_EXERCISE DATA_
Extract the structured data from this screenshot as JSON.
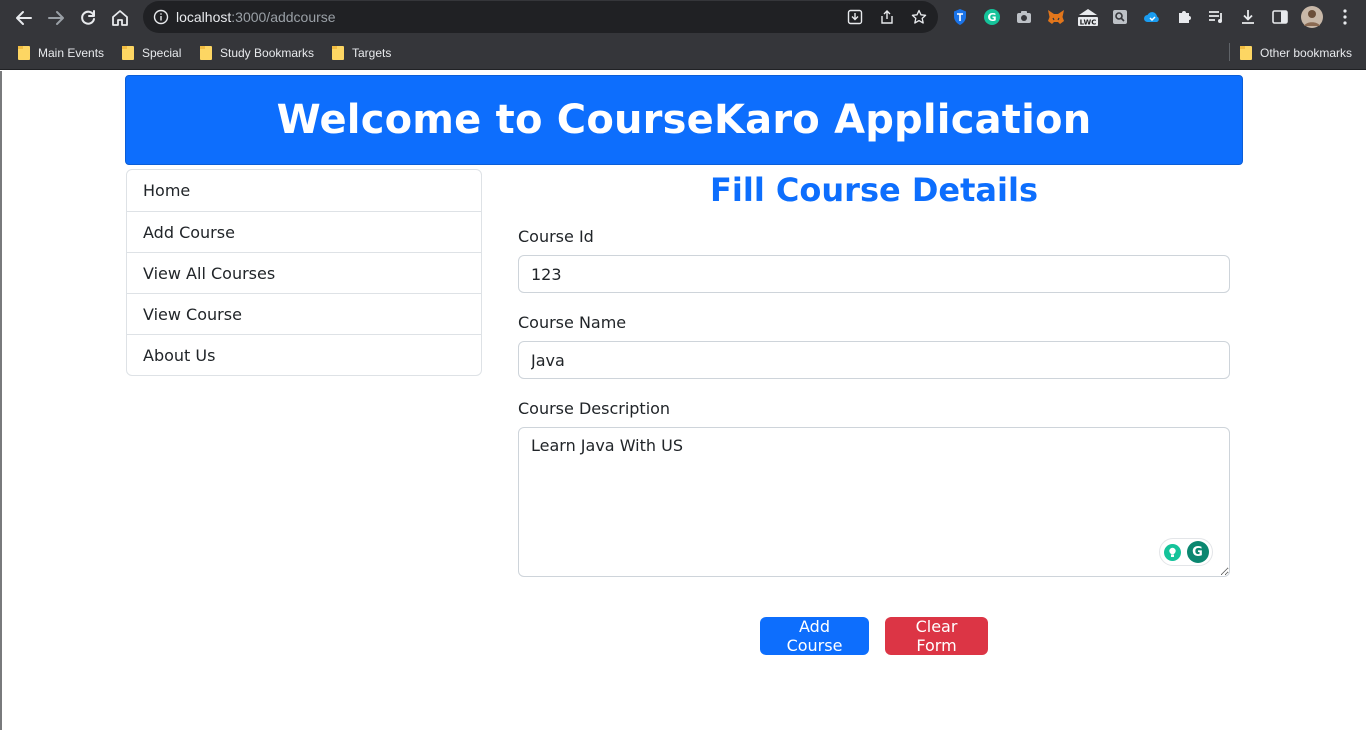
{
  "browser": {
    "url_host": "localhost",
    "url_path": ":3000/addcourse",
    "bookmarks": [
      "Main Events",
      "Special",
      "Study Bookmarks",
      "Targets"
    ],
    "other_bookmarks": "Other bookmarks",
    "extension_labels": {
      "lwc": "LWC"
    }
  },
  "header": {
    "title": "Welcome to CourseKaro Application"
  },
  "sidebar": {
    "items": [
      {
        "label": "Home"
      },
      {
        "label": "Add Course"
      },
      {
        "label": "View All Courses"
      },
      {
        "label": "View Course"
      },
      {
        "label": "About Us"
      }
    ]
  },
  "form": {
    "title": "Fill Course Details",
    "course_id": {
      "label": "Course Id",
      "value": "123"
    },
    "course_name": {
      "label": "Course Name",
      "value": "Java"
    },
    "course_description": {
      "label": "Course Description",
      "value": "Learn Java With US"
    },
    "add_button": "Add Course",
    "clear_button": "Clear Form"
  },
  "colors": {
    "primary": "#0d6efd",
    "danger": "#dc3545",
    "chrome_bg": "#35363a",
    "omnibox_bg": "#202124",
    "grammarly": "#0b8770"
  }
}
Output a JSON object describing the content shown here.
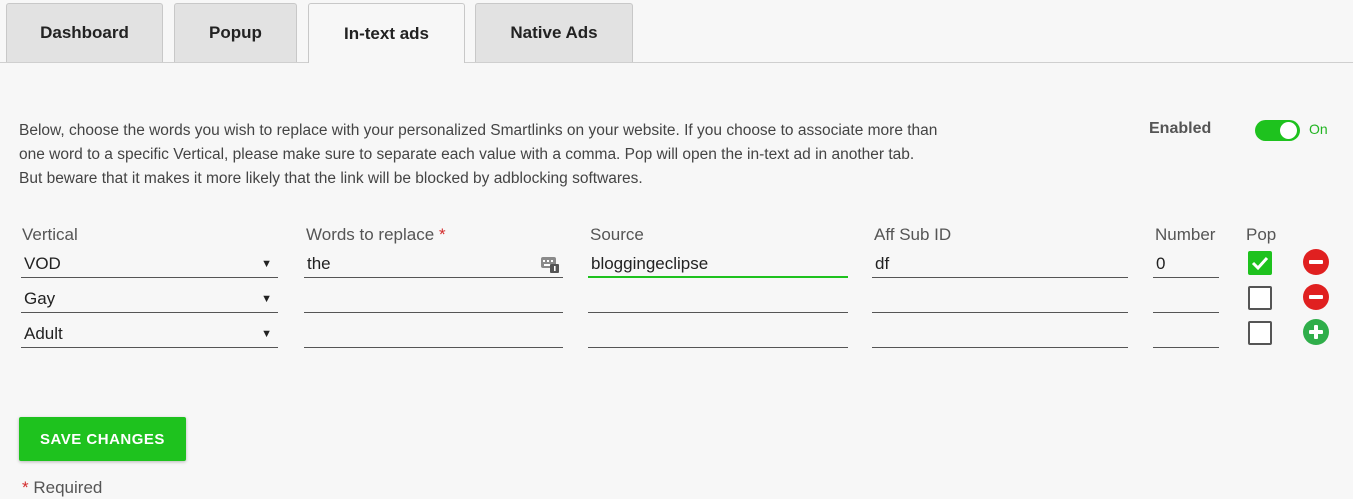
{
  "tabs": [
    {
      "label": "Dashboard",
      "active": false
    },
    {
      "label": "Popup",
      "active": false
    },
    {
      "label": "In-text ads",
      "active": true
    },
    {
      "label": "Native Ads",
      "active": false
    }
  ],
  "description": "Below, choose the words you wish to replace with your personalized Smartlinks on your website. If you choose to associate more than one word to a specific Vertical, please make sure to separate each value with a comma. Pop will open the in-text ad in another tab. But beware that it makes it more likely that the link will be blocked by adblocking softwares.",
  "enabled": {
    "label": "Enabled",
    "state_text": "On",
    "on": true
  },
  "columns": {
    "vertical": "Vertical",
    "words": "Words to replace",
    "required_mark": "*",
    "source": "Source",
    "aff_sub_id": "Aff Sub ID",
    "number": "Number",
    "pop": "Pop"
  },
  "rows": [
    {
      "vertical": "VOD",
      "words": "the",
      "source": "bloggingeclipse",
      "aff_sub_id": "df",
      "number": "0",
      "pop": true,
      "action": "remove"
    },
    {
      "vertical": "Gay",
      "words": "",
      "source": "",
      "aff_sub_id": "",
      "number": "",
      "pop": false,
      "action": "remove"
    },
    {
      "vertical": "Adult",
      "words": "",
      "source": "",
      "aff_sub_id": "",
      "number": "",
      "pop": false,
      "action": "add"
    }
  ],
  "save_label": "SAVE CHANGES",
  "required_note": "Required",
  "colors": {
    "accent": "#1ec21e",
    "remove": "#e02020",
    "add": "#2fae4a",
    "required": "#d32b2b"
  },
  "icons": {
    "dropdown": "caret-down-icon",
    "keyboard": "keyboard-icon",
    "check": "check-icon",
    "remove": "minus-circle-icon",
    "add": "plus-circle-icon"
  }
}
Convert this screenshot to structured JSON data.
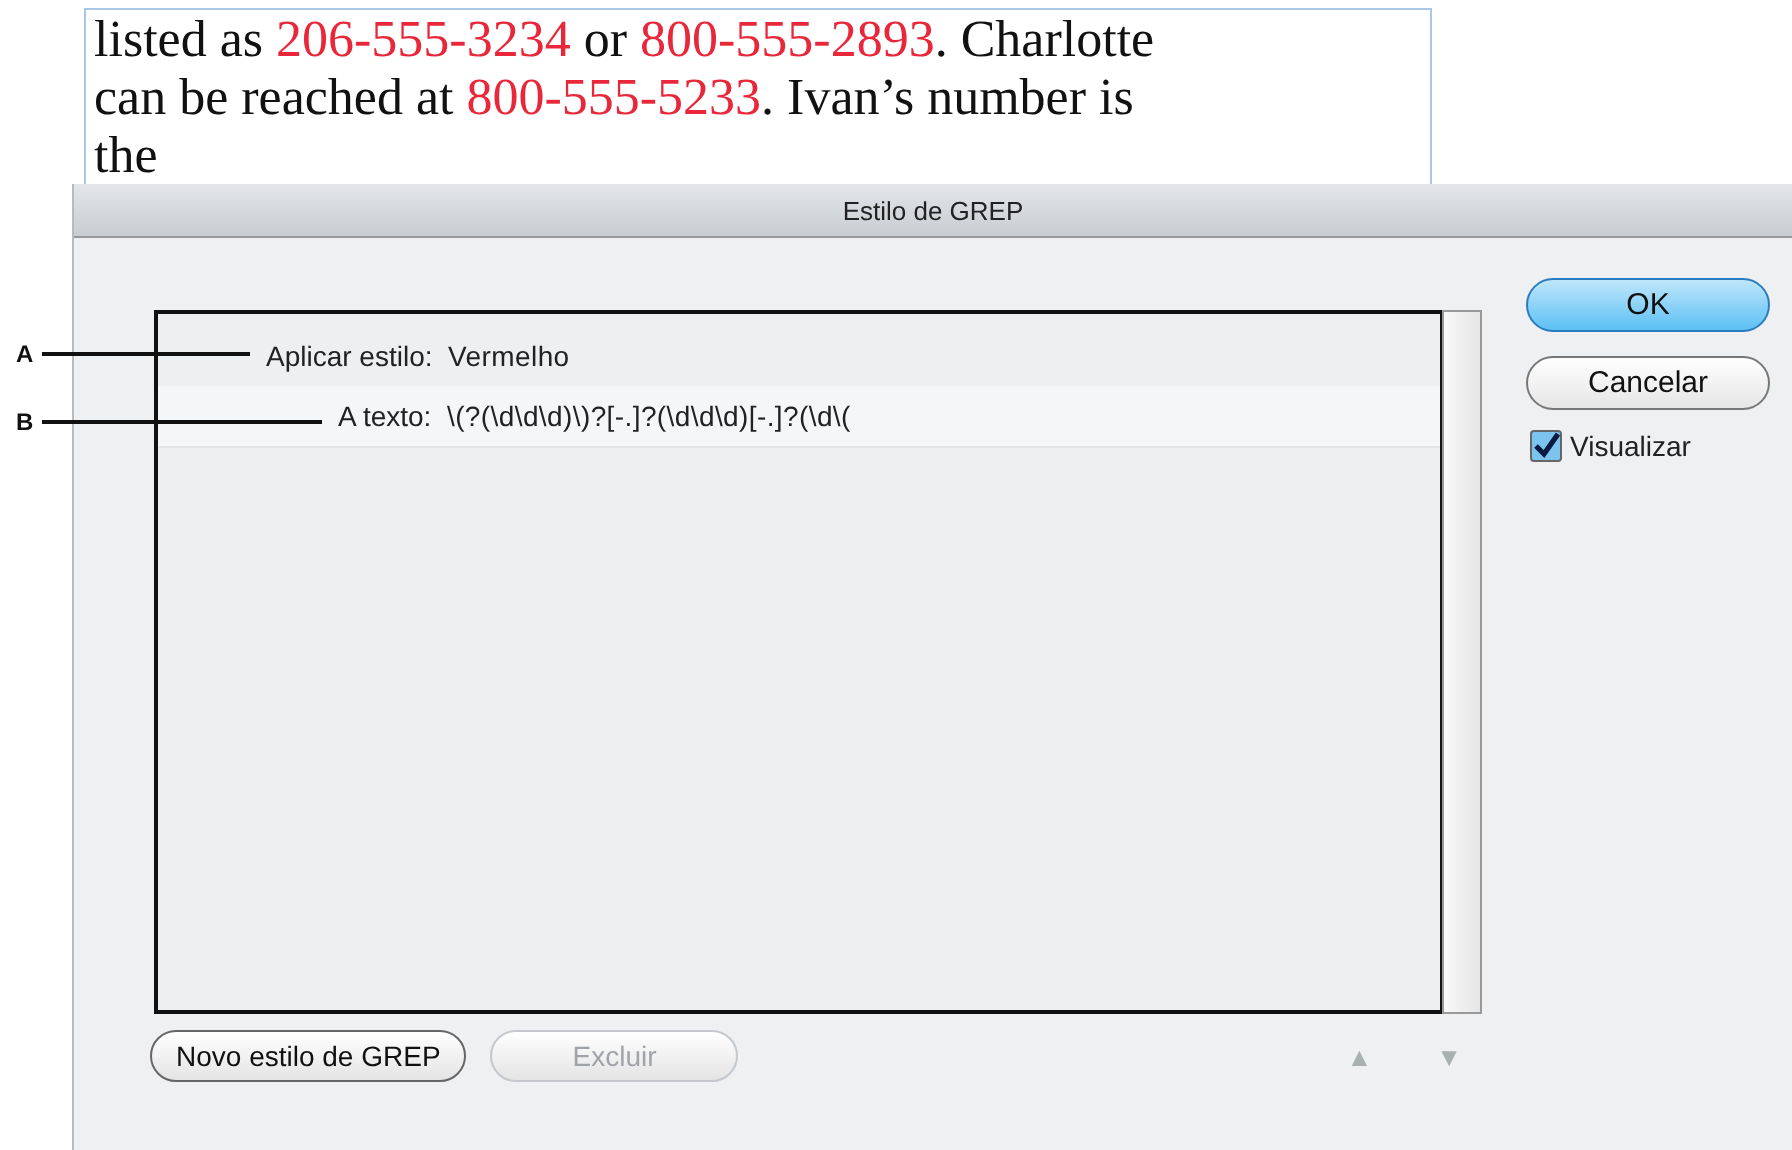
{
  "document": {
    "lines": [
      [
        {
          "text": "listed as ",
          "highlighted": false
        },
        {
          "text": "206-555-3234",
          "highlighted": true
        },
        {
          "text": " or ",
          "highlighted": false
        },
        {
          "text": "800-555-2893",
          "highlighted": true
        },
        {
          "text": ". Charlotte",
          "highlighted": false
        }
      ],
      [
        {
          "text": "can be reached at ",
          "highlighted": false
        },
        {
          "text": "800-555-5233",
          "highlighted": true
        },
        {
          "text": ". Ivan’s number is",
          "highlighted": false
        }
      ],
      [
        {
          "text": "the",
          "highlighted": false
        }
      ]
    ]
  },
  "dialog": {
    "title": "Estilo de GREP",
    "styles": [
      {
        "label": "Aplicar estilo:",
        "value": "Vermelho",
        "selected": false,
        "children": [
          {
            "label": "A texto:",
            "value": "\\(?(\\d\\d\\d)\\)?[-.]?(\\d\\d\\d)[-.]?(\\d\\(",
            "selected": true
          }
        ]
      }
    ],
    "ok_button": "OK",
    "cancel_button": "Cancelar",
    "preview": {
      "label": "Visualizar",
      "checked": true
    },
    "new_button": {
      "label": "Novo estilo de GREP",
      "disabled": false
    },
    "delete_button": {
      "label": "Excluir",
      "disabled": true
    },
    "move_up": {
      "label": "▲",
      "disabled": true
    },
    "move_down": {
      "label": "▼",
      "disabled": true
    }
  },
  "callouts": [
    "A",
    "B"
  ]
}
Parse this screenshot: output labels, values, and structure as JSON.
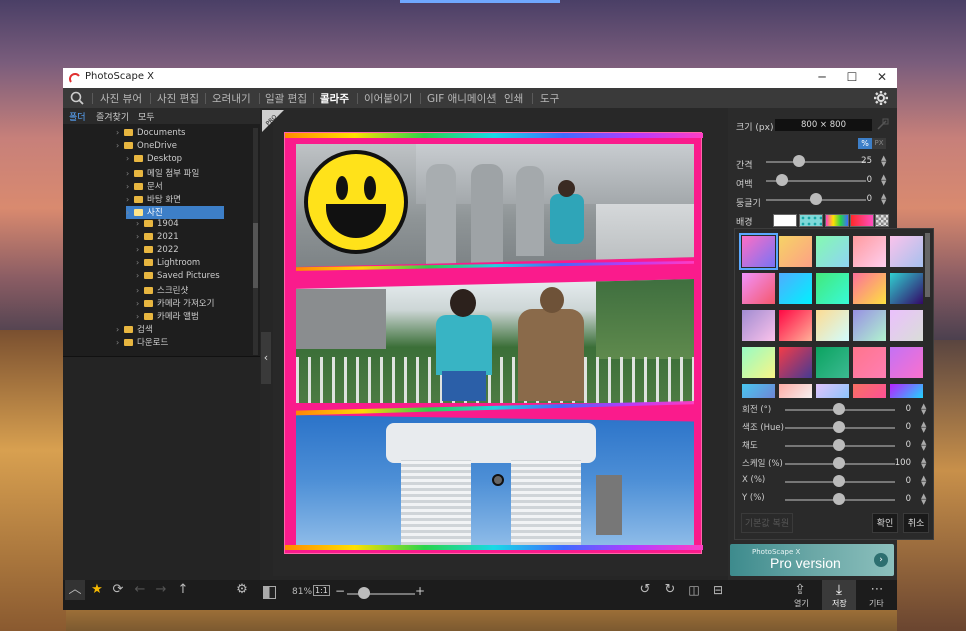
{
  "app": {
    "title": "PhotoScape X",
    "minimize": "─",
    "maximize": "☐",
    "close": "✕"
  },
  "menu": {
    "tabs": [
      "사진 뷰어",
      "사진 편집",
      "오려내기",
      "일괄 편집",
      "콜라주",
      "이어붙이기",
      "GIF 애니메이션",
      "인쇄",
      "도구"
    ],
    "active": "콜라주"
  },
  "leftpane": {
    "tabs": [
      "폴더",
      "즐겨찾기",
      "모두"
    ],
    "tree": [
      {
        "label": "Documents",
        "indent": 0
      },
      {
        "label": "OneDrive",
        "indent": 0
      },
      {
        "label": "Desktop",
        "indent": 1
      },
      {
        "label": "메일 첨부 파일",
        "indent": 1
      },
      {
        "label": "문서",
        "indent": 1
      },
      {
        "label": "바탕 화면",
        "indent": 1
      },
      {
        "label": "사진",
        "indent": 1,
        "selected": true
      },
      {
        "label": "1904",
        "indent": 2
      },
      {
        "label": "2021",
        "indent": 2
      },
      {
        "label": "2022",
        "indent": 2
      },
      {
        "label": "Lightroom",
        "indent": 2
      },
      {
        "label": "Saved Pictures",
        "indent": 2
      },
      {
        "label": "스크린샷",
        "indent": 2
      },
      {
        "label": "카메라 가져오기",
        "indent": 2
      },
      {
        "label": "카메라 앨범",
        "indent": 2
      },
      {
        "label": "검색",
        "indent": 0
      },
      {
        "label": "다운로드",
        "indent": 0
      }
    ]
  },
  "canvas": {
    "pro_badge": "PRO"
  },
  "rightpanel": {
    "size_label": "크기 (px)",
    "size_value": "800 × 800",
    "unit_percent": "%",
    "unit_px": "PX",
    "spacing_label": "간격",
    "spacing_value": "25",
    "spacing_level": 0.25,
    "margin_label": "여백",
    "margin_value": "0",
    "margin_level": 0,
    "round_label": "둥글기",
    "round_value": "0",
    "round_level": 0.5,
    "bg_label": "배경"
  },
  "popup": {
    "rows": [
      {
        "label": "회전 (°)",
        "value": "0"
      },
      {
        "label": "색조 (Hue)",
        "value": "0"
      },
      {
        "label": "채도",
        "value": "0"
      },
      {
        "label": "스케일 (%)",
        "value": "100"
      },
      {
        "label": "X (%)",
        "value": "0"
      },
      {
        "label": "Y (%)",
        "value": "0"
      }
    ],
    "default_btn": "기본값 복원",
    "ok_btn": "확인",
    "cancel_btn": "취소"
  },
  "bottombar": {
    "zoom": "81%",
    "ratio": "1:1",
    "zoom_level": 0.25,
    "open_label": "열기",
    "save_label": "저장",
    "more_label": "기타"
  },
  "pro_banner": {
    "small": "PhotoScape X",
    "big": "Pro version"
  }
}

_EXERCISE GOAL_
Leave the pictures out and reproduce each record exactly as written.

_EXPECTED ANSWER_
Extract the structured data from this screenshot as JSON.
{
  "browser": {
    "url_host": "localhost",
    "url_path": ":3000/addcourse",
    "bookmarks": [
      "Main Events",
      "Special",
      "Study Bookmarks",
      "Targets"
    ],
    "other_bookmarks": "Other bookmarks",
    "extension_labels": {
      "lwc": "LWC"
    }
  },
  "header": {
    "title": "Welcome to CourseKaro Application"
  },
  "sidebar": {
    "items": [
      {
        "label": "Home"
      },
      {
        "label": "Add Course"
      },
      {
        "label": "View All Courses"
      },
      {
        "label": "View Course"
      },
      {
        "label": "About Us"
      }
    ]
  },
  "form": {
    "title": "Fill Course Details",
    "course_id": {
      "label": "Course Id",
      "value": "123"
    },
    "course_name": {
      "label": "Course Name",
      "value": "Java"
    },
    "course_description": {
      "label": "Course Description",
      "value": "Learn Java With US"
    },
    "add_button": "Add Course",
    "clear_button": "Clear Form"
  },
  "colors": {
    "primary": "#0d6efd",
    "danger": "#dc3545",
    "chrome_bg": "#35363a",
    "omnibox_bg": "#202124",
    "grammarly": "#0b8770"
  }
}
Output a JSON object describing the content shown here.
{
  "tabs": [
    {
      "label": "Dashboard",
      "active": false
    },
    {
      "label": "Popup",
      "active": false
    },
    {
      "label": "In-text ads",
      "active": true
    },
    {
      "label": "Native Ads",
      "active": false
    }
  ],
  "description": "Below, choose the words you wish to replace with your personalized Smartlinks on your website. If you choose to associate more than one word to a specific Vertical, please make sure to separate each value with a comma. Pop will open the in-text ad in another tab. But beware that it makes it more likely that the link will be blocked by adblocking softwares.",
  "enabled": {
    "label": "Enabled",
    "state_text": "On",
    "on": true
  },
  "columns": {
    "vertical": "Vertical",
    "words": "Words to replace",
    "required_mark": "*",
    "source": "Source",
    "aff_sub_id": "Aff Sub ID",
    "number": "Number",
    "pop": "Pop"
  },
  "rows": [
    {
      "vertical": "VOD",
      "words": "the",
      "source": "bloggingeclipse",
      "aff_sub_id": "df",
      "number": "0",
      "pop": true,
      "action": "remove"
    },
    {
      "vertical": "Gay",
      "words": "",
      "source": "",
      "aff_sub_id": "",
      "number": "",
      "pop": false,
      "action": "remove"
    },
    {
      "vertical": "Adult",
      "words": "",
      "source": "",
      "aff_sub_id": "",
      "number": "",
      "pop": false,
      "action": "add"
    }
  ],
  "save_label": "SAVE CHANGES",
  "required_note": "Required",
  "colors": {
    "accent": "#1ec21e",
    "remove": "#e02020",
    "add": "#2fae4a",
    "required": "#d32b2b"
  },
  "icons": {
    "dropdown": "caret-down-icon",
    "keyboard": "keyboard-icon",
    "check": "check-icon",
    "remove": "minus-circle-icon",
    "add": "plus-circle-icon"
  }
}
Convert this screenshot to structured JSON data.
{
  "document": {
    "lines": [
      [
        {
          "text": "listed as ",
          "highlighted": false
        },
        {
          "text": "206-555-3234",
          "highlighted": true
        },
        {
          "text": " or ",
          "highlighted": false
        },
        {
          "text": "800-555-2893",
          "highlighted": true
        },
        {
          "text": ". Charlotte",
          "highlighted": false
        }
      ],
      [
        {
          "text": "can be reached at ",
          "highlighted": false
        },
        {
          "text": "800-555-5233",
          "highlighted": true
        },
        {
          "text": ". Ivan’s number is",
          "highlighted": false
        }
      ],
      [
        {
          "text": "the",
          "highlighted": false
        }
      ]
    ]
  },
  "dialog": {
    "title": "Estilo de GREP",
    "styles": [
      {
        "label": "Aplicar estilo:",
        "value": "Vermelho",
        "selected": false,
        "children": [
          {
            "label": "A texto:",
            "value": "\\(?(\\d\\d\\d)\\)?[-.]?(\\d\\d\\d)[-.]?(\\d\\(",
            "selected": true
          }
        ]
      }
    ],
    "ok_button": "OK",
    "cancel_button": "Cancelar",
    "preview": {
      "label": "Visualizar",
      "checked": true
    },
    "new_button": {
      "label": "Novo estilo de GREP",
      "disabled": false
    },
    "delete_button": {
      "label": "Excluir",
      "disabled": true
    },
    "move_up": {
      "label": "▲",
      "disabled": true
    },
    "move_down": {
      "label": "▼",
      "disabled": true
    }
  },
  "callouts": [
    "A",
    "B"
  ]
}
Parse this screenshot: output labels, values, and structure as JSON.
{
  "app": {
    "title": "PhotoScape X",
    "minimize": "─",
    "maximize": "☐",
    "close": "✕"
  },
  "menu": {
    "tabs": [
      "사진 뷰어",
      "사진 편집",
      "오려내기",
      "일괄 편집",
      "콜라주",
      "이어붙이기",
      "GIF 애니메이션",
      "인쇄",
      "도구"
    ],
    "active": "콜라주"
  },
  "leftpane": {
    "tabs": [
      "폴더",
      "즐겨찾기",
      "모두"
    ],
    "tree": [
      {
        "label": "Documents",
        "indent": 0
      },
      {
        "label": "OneDrive",
        "indent": 0
      },
      {
        "label": "Desktop",
        "indent": 1
      },
      {
        "label": "메일 첨부 파일",
        "indent": 1
      },
      {
        "label": "문서",
        "indent": 1
      },
      {
        "label": "바탕 화면",
        "indent": 1
      },
      {
        "label": "사진",
        "indent": 1,
        "selected": true
      },
      {
        "label": "1904",
        "indent": 2
      },
      {
        "label": "2021",
        "indent": 2
      },
      {
        "label": "2022",
        "indent": 2
      },
      {
        "label": "Lightroom",
        "indent": 2
      },
      {
        "label": "Saved Pictures",
        "indent": 2
      },
      {
        "label": "스크린샷",
        "indent": 2
      },
      {
        "label": "카메라 가져오기",
        "indent": 2
      },
      {
        "label": "카메라 앨범",
        "indent": 2
      },
      {
        "label": "검색",
        "indent": 0
      },
      {
        "label": "다운로드",
        "indent": 0
      }
    ]
  },
  "canvas": {
    "pro_badge": "PRO"
  },
  "rightpanel": {
    "size_label": "크기 (px)",
    "size_value": "800 × 800",
    "unit_percent": "%",
    "unit_px": "PX",
    "spacing_label": "간격",
    "spacing_value": "25",
    "spacing_level": 0.25,
    "margin_label": "여백",
    "margin_value": "0",
    "margin_level": 0,
    "round_label": "둥글기",
    "round_value": "0",
    "round_level": 0.5,
    "bg_label": "배경"
  },
  "popup": {
    "rows": [
      {
        "label": "회전 (°)",
        "value": "0"
      },
      {
        "label": "색조 (Hue)",
        "value": "0"
      },
      {
        "label": "채도",
        "value": "0"
      },
      {
        "label": "스케일 (%)",
        "value": "100"
      },
      {
        "label": "X (%)",
        "value": "0"
      },
      {
        "label": "Y (%)",
        "value": "0"
      }
    ],
    "default_btn": "기본값 복원",
    "ok_btn": "확인",
    "cancel_btn": "취소"
  },
  "bottombar": {
    "zoom": "81%",
    "ratio": "1:1",
    "zoom_level": 0.25,
    "open_label": "열기",
    "save_label": "저장",
    "more_label": "기타"
  },
  "pro_banner": {
    "small": "PhotoScape X",
    "big": "Pro version"
  }
}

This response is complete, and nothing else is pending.